**Goal**
Look through the listing and locate every line containing the word "Sound"; copy those lines.

**Data listing**
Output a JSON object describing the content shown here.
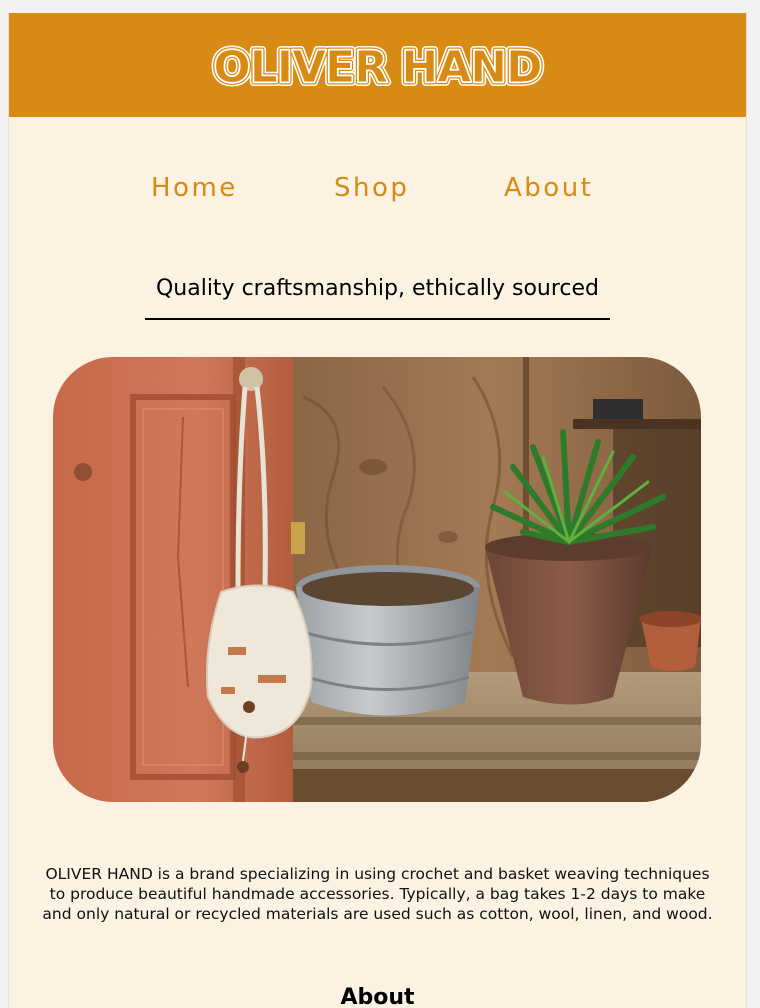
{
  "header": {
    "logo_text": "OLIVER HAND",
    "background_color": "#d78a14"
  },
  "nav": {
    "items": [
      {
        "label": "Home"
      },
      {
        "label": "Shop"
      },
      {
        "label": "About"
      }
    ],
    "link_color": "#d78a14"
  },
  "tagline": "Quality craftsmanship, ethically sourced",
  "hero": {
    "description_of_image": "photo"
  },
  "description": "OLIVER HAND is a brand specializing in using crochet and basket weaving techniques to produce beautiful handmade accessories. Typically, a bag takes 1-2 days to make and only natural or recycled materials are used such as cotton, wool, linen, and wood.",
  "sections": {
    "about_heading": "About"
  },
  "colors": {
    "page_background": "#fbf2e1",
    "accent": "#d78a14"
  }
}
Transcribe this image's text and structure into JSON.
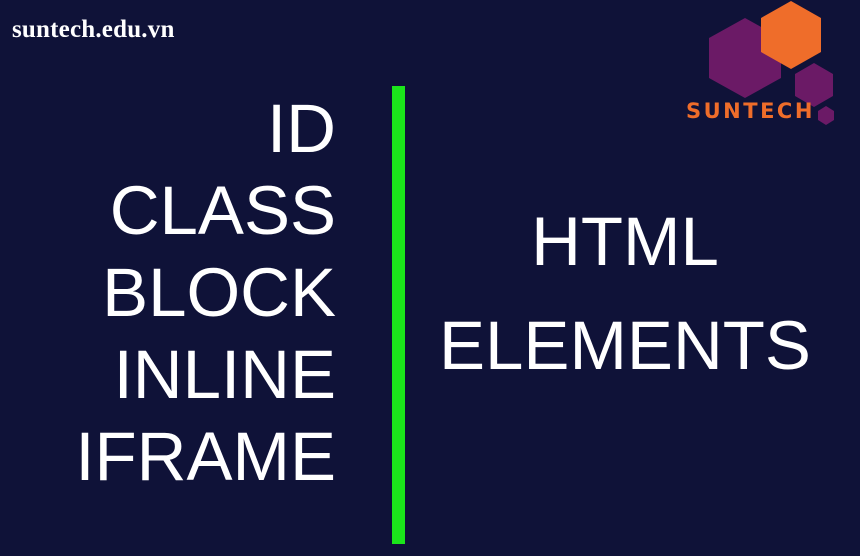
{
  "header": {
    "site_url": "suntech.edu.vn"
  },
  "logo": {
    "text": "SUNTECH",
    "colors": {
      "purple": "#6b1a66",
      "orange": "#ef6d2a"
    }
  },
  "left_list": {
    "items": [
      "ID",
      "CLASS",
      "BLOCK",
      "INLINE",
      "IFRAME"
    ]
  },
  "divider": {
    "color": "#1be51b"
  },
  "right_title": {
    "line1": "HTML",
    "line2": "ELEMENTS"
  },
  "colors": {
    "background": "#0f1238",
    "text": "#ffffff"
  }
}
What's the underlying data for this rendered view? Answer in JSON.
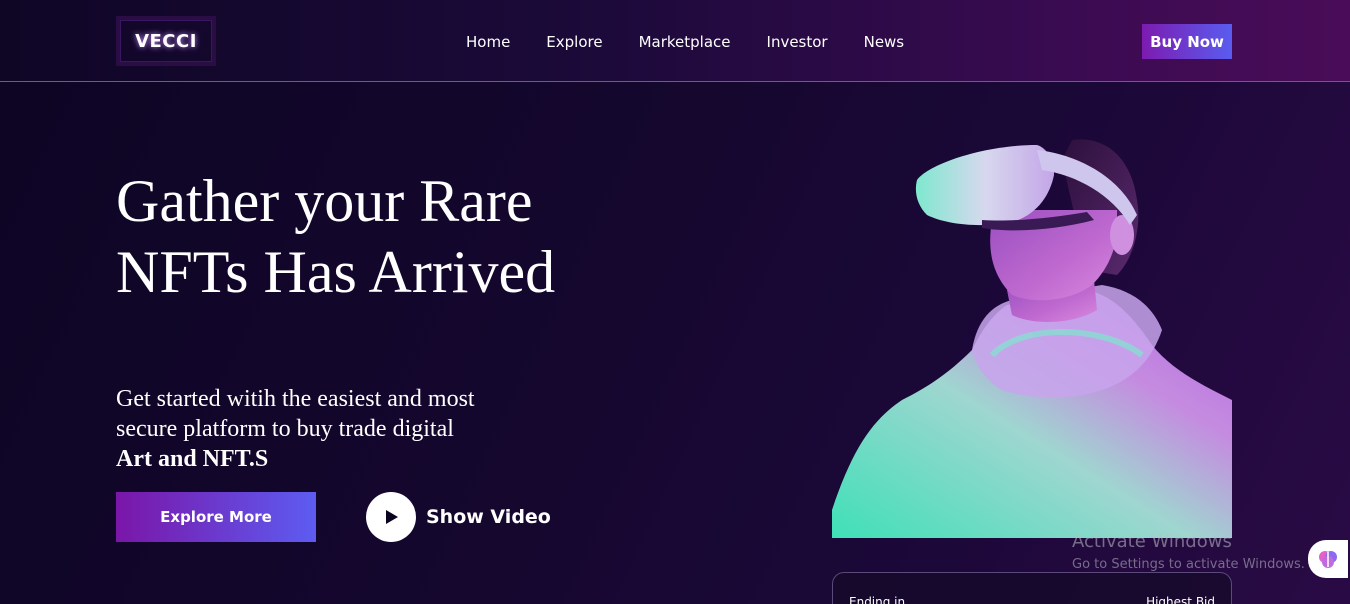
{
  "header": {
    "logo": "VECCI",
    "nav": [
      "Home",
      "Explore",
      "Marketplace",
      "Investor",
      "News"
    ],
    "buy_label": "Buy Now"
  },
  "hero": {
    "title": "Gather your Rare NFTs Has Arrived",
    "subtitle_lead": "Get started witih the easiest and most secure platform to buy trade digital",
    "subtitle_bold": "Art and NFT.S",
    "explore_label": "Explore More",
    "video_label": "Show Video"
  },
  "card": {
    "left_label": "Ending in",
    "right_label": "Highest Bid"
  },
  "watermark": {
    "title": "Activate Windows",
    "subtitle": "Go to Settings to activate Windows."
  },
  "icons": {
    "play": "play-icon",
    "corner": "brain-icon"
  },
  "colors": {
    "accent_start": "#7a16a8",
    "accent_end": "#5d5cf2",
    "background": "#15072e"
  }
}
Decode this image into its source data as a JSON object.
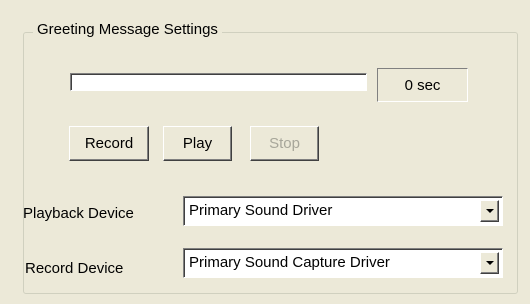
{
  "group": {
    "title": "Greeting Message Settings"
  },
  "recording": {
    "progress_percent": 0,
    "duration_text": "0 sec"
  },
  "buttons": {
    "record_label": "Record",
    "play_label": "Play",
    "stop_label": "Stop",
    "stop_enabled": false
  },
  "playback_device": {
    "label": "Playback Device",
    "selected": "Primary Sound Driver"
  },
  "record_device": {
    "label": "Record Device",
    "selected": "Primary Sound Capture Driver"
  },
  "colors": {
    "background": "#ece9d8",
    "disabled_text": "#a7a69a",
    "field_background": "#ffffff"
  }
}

**Complete output**
    "selected": "Primary Sound Driver"
    "selected": "Primary Sound Capture Driver"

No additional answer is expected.